RECORDS FOR THIS TASK
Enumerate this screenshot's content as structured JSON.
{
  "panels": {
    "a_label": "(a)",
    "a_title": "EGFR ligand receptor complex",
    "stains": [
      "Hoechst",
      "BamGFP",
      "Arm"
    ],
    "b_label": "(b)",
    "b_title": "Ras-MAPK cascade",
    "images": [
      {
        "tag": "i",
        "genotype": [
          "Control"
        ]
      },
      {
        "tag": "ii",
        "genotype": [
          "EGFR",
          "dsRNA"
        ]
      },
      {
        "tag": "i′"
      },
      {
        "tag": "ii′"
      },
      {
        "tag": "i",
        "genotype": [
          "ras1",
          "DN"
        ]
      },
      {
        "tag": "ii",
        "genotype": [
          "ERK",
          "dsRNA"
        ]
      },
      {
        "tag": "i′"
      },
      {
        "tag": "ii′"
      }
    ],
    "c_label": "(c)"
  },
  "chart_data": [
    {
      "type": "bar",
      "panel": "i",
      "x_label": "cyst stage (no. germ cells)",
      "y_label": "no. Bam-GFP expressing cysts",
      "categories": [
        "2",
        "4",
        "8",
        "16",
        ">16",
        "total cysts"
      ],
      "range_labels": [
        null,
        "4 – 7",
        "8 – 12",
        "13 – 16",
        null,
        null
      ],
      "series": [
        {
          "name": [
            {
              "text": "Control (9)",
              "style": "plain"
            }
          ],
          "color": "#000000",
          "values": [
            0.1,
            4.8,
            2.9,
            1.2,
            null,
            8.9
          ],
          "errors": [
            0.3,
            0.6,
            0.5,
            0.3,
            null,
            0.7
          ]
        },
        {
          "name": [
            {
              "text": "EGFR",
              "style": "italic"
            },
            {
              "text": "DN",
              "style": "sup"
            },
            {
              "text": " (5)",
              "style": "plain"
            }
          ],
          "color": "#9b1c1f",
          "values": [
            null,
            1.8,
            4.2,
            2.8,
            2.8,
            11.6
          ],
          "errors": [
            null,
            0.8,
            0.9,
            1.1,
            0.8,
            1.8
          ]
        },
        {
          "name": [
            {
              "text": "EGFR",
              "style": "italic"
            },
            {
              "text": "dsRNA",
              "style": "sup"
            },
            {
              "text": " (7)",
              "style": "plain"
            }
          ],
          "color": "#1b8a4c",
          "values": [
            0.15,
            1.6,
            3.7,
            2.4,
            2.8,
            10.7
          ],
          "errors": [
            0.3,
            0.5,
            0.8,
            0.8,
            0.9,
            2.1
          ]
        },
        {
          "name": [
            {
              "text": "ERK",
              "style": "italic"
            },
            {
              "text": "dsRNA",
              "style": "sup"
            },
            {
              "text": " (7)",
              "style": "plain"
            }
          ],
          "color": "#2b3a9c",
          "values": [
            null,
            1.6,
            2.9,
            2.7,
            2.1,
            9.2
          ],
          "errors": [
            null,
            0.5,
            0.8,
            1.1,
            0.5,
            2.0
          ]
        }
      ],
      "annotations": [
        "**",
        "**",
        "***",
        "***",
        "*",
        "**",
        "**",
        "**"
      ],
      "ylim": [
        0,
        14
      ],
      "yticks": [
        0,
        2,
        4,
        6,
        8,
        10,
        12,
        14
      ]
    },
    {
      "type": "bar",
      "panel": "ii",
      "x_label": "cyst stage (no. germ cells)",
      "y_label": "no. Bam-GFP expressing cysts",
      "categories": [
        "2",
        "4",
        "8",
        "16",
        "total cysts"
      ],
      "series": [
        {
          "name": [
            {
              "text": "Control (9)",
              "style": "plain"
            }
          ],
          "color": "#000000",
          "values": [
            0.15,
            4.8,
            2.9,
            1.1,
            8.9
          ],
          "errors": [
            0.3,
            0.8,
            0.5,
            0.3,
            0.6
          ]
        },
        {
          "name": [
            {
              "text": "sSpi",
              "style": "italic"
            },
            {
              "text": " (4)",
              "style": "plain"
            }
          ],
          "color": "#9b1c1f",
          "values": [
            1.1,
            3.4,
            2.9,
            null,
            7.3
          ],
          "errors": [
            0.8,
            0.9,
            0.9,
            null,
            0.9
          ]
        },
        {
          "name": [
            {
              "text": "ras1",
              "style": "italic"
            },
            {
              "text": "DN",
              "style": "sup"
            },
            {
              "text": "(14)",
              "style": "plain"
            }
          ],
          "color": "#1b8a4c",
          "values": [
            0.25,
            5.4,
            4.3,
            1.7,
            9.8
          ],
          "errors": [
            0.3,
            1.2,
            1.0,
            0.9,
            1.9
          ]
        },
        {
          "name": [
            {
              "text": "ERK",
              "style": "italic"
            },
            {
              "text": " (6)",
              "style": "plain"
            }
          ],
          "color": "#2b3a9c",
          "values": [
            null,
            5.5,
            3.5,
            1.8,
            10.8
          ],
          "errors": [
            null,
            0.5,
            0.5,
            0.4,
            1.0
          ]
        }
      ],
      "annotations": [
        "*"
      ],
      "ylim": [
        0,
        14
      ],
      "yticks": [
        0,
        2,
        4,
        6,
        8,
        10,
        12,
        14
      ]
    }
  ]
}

GOAL OF THE EXERCISE
Please output the material above exactly as it reads.

REPLY
Enumerate this screenshot's content as structured JSON.
{
  "panels": {
    "a_label": "(a)",
    "a_title": "EGFR ligand receptor complex",
    "stains": [
      "Hoechst",
      "BamGFP",
      "Arm"
    ],
    "b_label": "(b)",
    "b_title": "Ras-MAPK cascade",
    "images": [
      {
        "tag": "i",
        "genotype": [
          "Control"
        ]
      },
      {
        "tag": "ii",
        "genotype": [
          "EGFR",
          "dsRNA"
        ]
      },
      {
        "tag": "i′"
      },
      {
        "tag": "ii′"
      },
      {
        "tag": "i",
        "genotype": [
          "ras1",
          "DN"
        ]
      },
      {
        "tag": "ii",
        "genotype": [
          "ERK",
          "dsRNA"
        ]
      },
      {
        "tag": "i′"
      },
      {
        "tag": "ii′"
      }
    ],
    "c_label": "(c)"
  },
  "chart_data": [
    {
      "type": "bar",
      "panel": "i",
      "x_label": "cyst stage (no. germ cells)",
      "y_label": "no. Bam-GFP expressing cysts",
      "categories": [
        "2",
        "4",
        "8",
        "16",
        ">16",
        "total cysts"
      ],
      "range_labels": [
        null,
        "4 – 7",
        "8 – 12",
        "13 – 16",
        null,
        null
      ],
      "series": [
        {
          "name": [
            {
              "text": "Control (9)",
              "style": "plain"
            }
          ],
          "color": "#000000",
          "values": [
            0.1,
            4.8,
            2.9,
            1.2,
            null,
            8.9
          ],
          "errors": [
            0.3,
            0.6,
            0.5,
            0.3,
            null,
            0.7
          ]
        },
        {
          "name": [
            {
              "text": "EGFR",
              "style": "italic"
            },
            {
              "text": "DN",
              "style": "sup"
            },
            {
              "text": " (5)",
              "style": "plain"
            }
          ],
          "color": "#9b1c1f",
          "values": [
            null,
            1.8,
            4.2,
            2.8,
            2.8,
            11.6
          ],
          "errors": [
            null,
            0.8,
            0.9,
            1.1,
            0.8,
            1.8
          ]
        },
        {
          "name": [
            {
              "text": "EGFR",
              "style": "italic"
            },
            {
              "text": "dsRNA",
              "style": "sup"
            },
            {
              "text": " (7)",
              "style": "plain"
            }
          ],
          "color": "#1b8a4c",
          "values": [
            0.15,
            1.6,
            3.7,
            2.4,
            2.8,
            10.7
          ],
          "errors": [
            0.3,
            0.5,
            0.8,
            0.8,
            0.9,
            2.1
          ]
        },
        {
          "name": [
            {
              "text": "ERK",
              "style": "italic"
            },
            {
              "text": "dsRNA",
              "style": "sup"
            },
            {
              "text": " (7)",
              "style": "plain"
            }
          ],
          "color": "#2b3a9c",
          "values": [
            null,
            1.6,
            2.9,
            2.7,
            2.1,
            9.2
          ],
          "errors": [
            null,
            0.5,
            0.8,
            1.1,
            0.5,
            2.0
          ]
        }
      ],
      "annotations": [
        "**",
        "**",
        "***",
        "***",
        "*",
        "**",
        "**",
        "**"
      ],
      "ylim": [
        0,
        14
      ],
      "yticks": [
        0,
        2,
        4,
        6,
        8,
        10,
        12,
        14
      ]
    },
    {
      "type": "bar",
      "panel": "ii",
      "x_label": "cyst stage (no. germ cells)",
      "y_label": "no. Bam-GFP expressing cysts",
      "categories": [
        "2",
        "4",
        "8",
        "16",
        "total cysts"
      ],
      "series": [
        {
          "name": [
            {
              "text": "Control (9)",
              "style": "plain"
            }
          ],
          "color": "#000000",
          "values": [
            0.15,
            4.8,
            2.9,
            1.1,
            8.9
          ],
          "errors": [
            0.3,
            0.8,
            0.5,
            0.3,
            0.6
          ]
        },
        {
          "name": [
            {
              "text": "sSpi",
              "style": "italic"
            },
            {
              "text": " (4)",
              "style": "plain"
            }
          ],
          "color": "#9b1c1f",
          "values": [
            1.1,
            3.4,
            2.9,
            null,
            7.3
          ],
          "errors": [
            0.8,
            0.9,
            0.9,
            null,
            0.9
          ]
        },
        {
          "name": [
            {
              "text": "ras1",
              "style": "italic"
            },
            {
              "text": "DN",
              "style": "sup"
            },
            {
              "text": "(14)",
              "style": "plain"
            }
          ],
          "color": "#1b8a4c",
          "values": [
            0.25,
            5.4,
            4.3,
            1.7,
            9.8
          ],
          "errors": [
            0.3,
            1.2,
            1.0,
            0.9,
            1.9
          ]
        },
        {
          "name": [
            {
              "text": "ERK",
              "style": "italic"
            },
            {
              "text": " (6)",
              "style": "plain"
            }
          ],
          "color": "#2b3a9c",
          "values": [
            null,
            5.5,
            3.5,
            1.8,
            10.8
          ],
          "errors": [
            null,
            0.5,
            0.5,
            0.4,
            1.0
          ]
        }
      ],
      "annotations": [
        "*"
      ],
      "ylim": [
        0,
        14
      ],
      "yticks": [
        0,
        2,
        4,
        6,
        8,
        10,
        12,
        14
      ]
    }
  ]
}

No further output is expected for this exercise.